[Work to complete]
Beneath this task is a listing. State how many of its lines include the string "text", giving nothing but the number.

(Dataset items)

-.-.-

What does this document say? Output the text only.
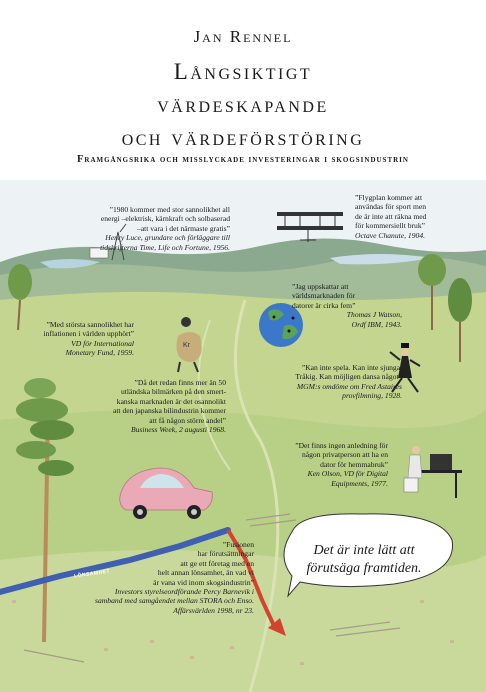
Jan Rennel
Långsiktigt
värdeskapande
och värdeförstöring
Framgångsrika och misslyckade investeringar i skogsindustrin
”1980 kommer med stor sannolikhet all
energi –elektrisk, kärnkraft och solbaserad
–att vara i det närmaste gratis”
Henry Luce, grundare och förläggare till
tidskrifterna Time, Life och Fortune, 1956.
”Flygplan kommer att
användas för sport men
de är inte att räkna med
för kommersiellt bruk”
Octave Chanute, 1904.
”Jag uppskattar att
världsmarknaden för
datorer är cirka fem”
Thomas J Watson,
Ordf IBM, 1943.
”Med största sannolikhet har
inflationen i världen upphört”
VD för International
Monetary Fund, 1959.
”Kan inte spela. Kan inte sjunga.
Tråkig. Kan möjligen dansa något”
MGM:s omdöme om Fred Astaires
provfilmning, 1928.
”Då det redan finns mer än 50
utländska bilmärken på den smert-
kanska marknaden är det osannolikt
att den japanska bilindustrin kommer
att få någon större andel”
Business Week, 2 augusti 1968.
”Det finns ingen anledning för
någon privatperson att ha en
dator för hemmabruk”
Ken Olson, VD för Digital
Equipments, 1977.
”Fusionen
har förutsättningar
att ge ett företag med en
helt annan lönsamhet, än vad vi
är vana vid inom skogsindustrin”
Investors styrelseordförande Percy Barnevik i
samband med samgåendet mellan STORA och Enso.
Affärsvärlden 1998, nr 23.
Det är inte lätt att
förutsäga framtiden.
LÖNSAMHET
Kr
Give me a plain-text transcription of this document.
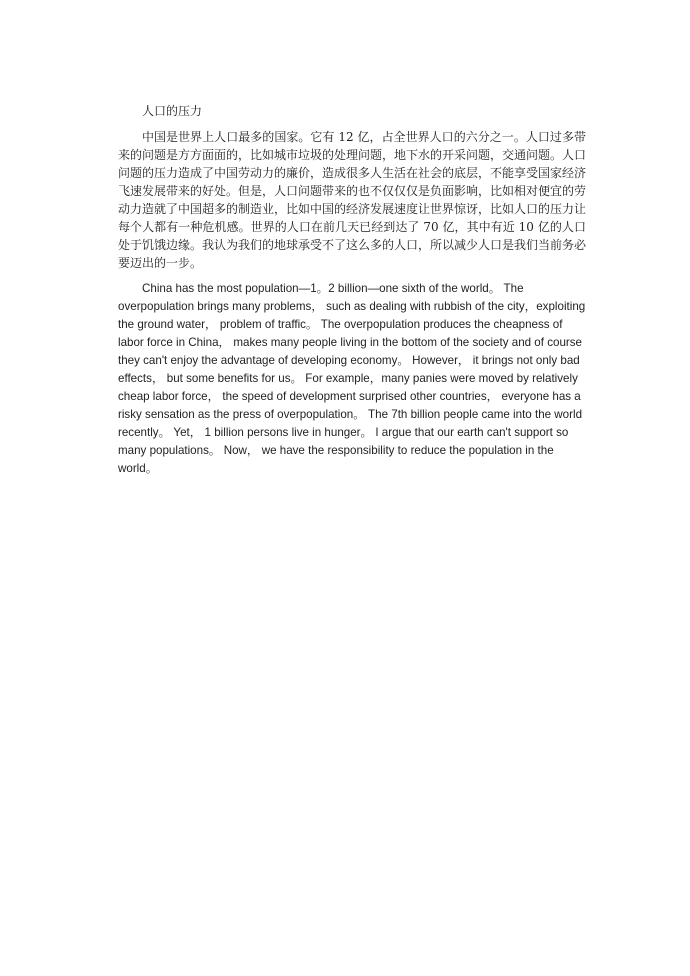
人口的压力

中国是世界上人口最多的国家。它有 12 亿，占全世界人口的六分之一。人口过多带来的问题是方方面面的，比如城市垃圾的处理问题，地下水的开采问题，交通问题。人口问题的压力造成了中国劳动力的廉价，造成很多人生活在社会的底层，不能享受国家经济飞速发展带来的好处。但是，人口问题带来的也不仅仅仅是负面影响，比如相对便宜的劳动力造就了中国超多的制造业，比如中国的经济发展速度让世界惊讶，比如人口的压力让每个人都有一种危机感。世界的人口在前几天已经到达了 70 亿，其中有近 10 亿的人口处于饥饿边缘。我认为我们的地球承受不了这么多的人口，所以减少人口是我们当前务必要迈出的一步。

China has the most population—1。2 billion—one sixth of the world。 The overpopulation brings many problems， such as dealing with rubbish of the city，exploiting the ground water， problem of traffic。 The overpopulation produces the cheapness of labor force in China， makes many people living in the bottom of the society and of course they can't enjoy the advantage of developing economy。 However， it brings not only bad effects， but some benefits for us。 For example，many panies were moved by relatively cheap labor force， the speed of development surprised other countries， everyone has a risky sensation as the press of overpopulation。 The 7th billion people came into the world recently。 Yet， 1 billion persons live in hunger。 I argue that our earth can't support so many populations。 Now， we have the responsibility to reduce the population in the world。
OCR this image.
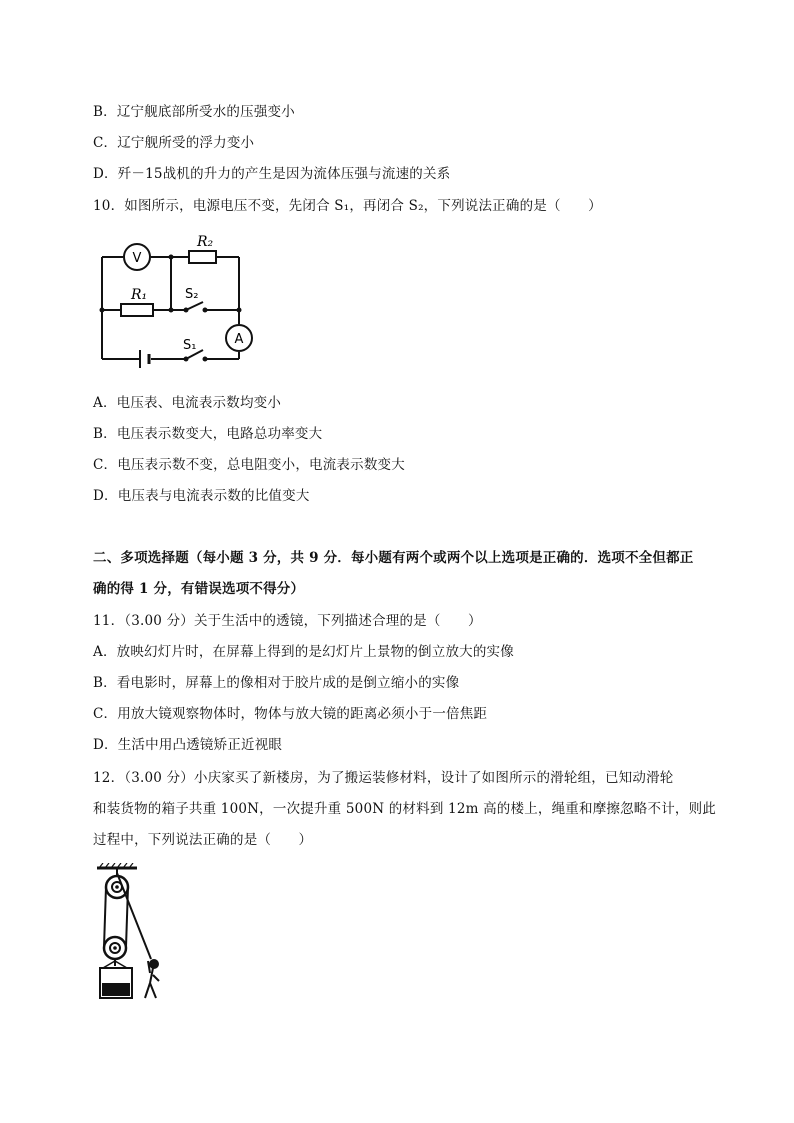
B．辽宁舰底部所受水的压强变小
C．辽宁舰所受的浮力变小
D．歼－15战机的升力的产生是因为流体压强与流速的关系
10．如图所示，电源电压不变，先闭合 S₁，再闭合 S₂，下列说法正确的是（　　）
V
R₂
R₁	S₂
A
S₁
A．电压表、电流表示数均变小
B．电压表示数变大，电路总功率变大
C．电压表示数不变，总电阻变小，电流表示数变大
D．电压表与电流表示数的比值变大
二、多项选择题（每小题 3 分，共 9 分．每小题有两个或两个以上选项是正确的．选项不全但都正
确的得 1 分，有错误选项不得分）
11．（3.00 分）关于生活中的透镜，下列描述合理的是（　　）
A．放映幻灯片时，在屏幕上得到的是幻灯片上景物的倒立放大的实像
B．看电影时，屏幕上的像相对于胶片成的是倒立缩小的实像
C．用放大镜观察物体时，物体与放大镜的距离必须小于一倍焦距
D．生活中用凸透镜矫正近视眼
12．（3.00 分）小庆家买了新楼房，为了搬运装修材料，设计了如图所示的滑轮组，已知动滑轮
和装货物的箱子共重 100N，一次提升重 500N 的材料到 12m 高的楼上，绳重和摩擦忽略不计，则此
过程中，下列说法正确的是（　　）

-.-.-

[Answer for this exercise]
2